--- What is needed ---
Count the lines that include the string "type", and give only that number.

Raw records
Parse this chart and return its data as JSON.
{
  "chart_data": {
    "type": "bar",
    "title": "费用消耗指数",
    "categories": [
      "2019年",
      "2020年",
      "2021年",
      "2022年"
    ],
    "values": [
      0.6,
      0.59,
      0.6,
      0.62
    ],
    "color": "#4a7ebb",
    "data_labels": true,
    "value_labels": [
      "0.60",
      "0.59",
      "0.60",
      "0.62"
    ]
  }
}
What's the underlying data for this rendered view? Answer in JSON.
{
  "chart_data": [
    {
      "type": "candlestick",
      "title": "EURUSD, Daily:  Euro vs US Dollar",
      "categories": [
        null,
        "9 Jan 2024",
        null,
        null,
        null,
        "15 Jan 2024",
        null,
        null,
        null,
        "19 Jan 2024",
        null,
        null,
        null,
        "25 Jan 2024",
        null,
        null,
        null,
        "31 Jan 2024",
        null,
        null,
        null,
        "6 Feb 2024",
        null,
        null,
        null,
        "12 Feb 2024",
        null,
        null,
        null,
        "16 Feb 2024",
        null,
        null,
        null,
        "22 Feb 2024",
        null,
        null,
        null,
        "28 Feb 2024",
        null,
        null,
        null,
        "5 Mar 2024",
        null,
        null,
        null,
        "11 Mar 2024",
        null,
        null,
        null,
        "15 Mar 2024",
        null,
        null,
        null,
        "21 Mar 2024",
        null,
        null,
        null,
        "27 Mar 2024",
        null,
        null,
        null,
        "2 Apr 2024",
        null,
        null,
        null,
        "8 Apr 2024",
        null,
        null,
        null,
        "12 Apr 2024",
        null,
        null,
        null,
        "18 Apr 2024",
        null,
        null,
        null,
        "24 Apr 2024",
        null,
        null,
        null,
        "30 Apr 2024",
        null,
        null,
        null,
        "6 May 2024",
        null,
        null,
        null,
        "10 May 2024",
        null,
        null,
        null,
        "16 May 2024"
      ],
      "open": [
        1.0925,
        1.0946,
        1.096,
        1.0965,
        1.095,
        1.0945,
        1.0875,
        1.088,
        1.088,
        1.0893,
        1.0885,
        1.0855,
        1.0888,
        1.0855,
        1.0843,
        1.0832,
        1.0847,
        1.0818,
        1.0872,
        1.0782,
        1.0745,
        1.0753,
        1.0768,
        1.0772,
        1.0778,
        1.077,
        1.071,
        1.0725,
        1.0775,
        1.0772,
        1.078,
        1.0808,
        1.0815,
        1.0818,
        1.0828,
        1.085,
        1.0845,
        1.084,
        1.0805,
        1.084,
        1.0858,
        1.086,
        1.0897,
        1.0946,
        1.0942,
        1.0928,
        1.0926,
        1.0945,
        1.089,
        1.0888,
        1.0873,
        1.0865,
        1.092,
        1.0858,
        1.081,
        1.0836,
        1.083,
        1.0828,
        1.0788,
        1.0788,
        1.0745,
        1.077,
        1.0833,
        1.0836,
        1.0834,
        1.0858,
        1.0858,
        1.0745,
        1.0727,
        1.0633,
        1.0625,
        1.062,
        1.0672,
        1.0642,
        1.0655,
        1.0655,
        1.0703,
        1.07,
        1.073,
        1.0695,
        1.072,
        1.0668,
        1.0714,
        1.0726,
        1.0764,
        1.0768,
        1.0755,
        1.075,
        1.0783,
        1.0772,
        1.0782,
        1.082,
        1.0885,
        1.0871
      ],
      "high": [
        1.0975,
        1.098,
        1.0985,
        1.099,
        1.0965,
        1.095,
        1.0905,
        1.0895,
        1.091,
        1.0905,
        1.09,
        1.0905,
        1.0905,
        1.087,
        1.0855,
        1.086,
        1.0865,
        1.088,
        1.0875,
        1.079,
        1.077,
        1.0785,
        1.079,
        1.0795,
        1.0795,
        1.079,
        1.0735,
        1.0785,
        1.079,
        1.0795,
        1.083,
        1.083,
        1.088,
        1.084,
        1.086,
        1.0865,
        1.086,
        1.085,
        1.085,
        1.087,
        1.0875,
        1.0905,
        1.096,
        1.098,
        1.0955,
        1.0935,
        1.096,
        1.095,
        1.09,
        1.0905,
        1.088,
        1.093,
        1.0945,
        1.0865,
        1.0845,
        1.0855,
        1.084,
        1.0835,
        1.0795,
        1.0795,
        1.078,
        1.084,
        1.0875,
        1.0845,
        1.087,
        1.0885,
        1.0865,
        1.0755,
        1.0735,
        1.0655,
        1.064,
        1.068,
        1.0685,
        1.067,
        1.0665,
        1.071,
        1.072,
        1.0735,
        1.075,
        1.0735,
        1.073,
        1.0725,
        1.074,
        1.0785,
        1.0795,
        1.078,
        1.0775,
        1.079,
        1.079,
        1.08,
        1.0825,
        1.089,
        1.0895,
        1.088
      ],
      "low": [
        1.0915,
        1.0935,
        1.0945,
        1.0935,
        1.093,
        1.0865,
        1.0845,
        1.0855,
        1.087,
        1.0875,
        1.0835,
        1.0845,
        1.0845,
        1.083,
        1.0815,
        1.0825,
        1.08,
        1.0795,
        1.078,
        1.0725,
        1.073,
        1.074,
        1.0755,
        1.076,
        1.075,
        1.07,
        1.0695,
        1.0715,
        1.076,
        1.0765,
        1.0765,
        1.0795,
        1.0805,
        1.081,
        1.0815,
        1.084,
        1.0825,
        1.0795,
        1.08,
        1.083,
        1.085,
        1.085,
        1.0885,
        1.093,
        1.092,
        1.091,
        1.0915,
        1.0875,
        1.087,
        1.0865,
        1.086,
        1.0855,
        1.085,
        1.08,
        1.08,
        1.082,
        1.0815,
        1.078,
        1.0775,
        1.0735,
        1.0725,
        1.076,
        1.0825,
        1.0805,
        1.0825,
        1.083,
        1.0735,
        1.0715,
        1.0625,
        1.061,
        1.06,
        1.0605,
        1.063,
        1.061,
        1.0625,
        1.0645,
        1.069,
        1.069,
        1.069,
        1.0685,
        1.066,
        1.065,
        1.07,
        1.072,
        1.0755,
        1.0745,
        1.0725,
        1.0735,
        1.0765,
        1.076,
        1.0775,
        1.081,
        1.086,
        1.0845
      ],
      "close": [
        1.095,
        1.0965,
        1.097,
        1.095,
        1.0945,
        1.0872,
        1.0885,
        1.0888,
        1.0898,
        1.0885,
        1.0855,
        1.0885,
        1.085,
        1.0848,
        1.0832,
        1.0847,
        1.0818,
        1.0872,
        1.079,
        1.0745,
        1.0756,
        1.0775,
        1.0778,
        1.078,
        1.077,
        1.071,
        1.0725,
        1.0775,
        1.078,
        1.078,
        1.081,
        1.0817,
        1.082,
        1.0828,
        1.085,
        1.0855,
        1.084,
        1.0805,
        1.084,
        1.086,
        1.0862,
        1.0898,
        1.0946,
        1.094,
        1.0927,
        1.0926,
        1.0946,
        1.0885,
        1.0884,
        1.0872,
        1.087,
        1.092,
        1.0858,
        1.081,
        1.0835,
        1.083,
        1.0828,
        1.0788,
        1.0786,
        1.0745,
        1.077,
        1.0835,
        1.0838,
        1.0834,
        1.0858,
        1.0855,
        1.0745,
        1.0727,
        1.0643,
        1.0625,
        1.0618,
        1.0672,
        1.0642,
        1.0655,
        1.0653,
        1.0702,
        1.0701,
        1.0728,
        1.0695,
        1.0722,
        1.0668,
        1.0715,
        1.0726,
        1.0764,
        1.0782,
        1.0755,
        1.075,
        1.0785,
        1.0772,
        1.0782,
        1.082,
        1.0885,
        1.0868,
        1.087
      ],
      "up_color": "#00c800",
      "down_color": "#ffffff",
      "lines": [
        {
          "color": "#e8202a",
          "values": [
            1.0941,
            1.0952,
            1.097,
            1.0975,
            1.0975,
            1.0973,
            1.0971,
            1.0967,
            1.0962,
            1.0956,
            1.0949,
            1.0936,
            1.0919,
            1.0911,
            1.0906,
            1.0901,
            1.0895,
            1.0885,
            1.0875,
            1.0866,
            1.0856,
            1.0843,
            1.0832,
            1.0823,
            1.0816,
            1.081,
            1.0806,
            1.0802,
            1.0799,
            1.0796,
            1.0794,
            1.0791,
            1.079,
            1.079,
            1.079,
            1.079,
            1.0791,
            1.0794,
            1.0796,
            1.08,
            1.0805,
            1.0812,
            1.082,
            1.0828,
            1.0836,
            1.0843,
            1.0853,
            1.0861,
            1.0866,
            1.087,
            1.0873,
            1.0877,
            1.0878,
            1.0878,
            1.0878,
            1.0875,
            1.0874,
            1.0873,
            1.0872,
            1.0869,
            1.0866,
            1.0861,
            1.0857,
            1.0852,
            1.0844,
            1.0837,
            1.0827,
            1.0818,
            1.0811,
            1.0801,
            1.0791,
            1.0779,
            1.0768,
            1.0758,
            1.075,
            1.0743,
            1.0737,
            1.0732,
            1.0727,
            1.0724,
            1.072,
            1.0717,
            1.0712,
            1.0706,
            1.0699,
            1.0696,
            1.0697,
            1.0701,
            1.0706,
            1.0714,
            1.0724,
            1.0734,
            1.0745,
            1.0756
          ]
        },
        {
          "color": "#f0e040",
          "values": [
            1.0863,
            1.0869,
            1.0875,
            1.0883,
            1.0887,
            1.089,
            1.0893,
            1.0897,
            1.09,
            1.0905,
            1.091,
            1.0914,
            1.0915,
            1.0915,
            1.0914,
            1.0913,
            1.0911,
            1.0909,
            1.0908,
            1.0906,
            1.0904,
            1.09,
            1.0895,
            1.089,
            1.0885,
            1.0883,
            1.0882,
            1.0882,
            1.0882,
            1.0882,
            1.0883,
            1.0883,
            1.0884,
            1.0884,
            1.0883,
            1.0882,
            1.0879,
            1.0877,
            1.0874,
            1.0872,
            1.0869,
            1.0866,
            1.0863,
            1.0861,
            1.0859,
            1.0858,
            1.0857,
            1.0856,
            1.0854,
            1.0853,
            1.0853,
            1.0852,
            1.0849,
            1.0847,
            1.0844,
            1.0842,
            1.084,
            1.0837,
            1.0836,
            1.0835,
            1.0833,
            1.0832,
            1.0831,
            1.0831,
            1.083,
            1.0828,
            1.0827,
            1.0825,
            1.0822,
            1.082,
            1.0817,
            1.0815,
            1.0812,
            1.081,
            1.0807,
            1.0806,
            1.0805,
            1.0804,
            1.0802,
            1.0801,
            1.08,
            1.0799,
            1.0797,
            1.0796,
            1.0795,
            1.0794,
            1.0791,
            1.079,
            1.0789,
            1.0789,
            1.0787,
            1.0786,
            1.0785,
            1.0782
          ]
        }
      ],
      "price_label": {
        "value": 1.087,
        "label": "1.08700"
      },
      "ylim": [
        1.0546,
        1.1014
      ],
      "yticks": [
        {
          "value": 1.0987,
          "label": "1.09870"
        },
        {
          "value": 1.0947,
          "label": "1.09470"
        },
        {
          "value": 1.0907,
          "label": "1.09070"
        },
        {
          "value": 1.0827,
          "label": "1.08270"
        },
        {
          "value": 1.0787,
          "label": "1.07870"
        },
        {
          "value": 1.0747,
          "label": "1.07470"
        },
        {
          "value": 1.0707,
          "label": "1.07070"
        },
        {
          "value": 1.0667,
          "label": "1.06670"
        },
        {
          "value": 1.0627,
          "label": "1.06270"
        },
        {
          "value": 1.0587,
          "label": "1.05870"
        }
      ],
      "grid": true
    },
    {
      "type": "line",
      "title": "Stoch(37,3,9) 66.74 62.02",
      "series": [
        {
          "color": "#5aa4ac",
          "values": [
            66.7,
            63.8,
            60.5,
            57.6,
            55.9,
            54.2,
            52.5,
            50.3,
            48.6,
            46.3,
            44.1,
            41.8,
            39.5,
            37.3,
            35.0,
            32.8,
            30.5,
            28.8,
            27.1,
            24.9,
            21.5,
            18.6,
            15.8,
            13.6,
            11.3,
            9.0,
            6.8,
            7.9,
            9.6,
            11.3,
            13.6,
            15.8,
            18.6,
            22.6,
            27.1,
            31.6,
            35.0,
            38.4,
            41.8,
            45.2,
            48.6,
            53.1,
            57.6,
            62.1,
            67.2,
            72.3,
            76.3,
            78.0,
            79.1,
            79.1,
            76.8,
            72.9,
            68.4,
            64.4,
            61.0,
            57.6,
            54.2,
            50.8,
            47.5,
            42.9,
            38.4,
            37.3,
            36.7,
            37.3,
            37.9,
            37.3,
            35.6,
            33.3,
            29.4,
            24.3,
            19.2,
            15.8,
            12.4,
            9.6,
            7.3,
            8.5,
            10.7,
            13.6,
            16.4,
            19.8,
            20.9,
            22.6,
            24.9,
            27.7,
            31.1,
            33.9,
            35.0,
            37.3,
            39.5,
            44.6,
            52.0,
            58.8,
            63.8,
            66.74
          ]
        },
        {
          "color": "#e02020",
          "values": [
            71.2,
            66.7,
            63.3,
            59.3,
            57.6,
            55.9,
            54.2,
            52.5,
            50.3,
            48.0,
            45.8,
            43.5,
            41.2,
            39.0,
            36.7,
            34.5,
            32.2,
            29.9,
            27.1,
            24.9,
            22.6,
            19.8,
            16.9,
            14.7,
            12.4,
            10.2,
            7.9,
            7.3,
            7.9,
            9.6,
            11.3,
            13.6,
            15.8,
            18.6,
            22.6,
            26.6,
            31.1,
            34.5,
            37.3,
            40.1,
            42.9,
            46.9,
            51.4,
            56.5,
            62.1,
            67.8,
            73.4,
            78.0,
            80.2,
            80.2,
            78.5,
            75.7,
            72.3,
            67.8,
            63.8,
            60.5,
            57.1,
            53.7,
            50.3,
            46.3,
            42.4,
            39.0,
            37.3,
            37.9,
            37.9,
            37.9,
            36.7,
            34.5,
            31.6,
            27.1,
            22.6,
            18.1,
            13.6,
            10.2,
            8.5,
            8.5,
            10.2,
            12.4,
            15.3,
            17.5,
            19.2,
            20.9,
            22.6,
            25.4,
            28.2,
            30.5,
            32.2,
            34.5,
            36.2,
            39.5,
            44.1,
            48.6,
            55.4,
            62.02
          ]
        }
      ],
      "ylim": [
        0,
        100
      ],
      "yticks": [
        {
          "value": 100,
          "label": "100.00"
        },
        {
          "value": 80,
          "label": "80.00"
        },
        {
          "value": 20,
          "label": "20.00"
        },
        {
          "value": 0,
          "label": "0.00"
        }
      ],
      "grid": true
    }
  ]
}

--- Final result ---
3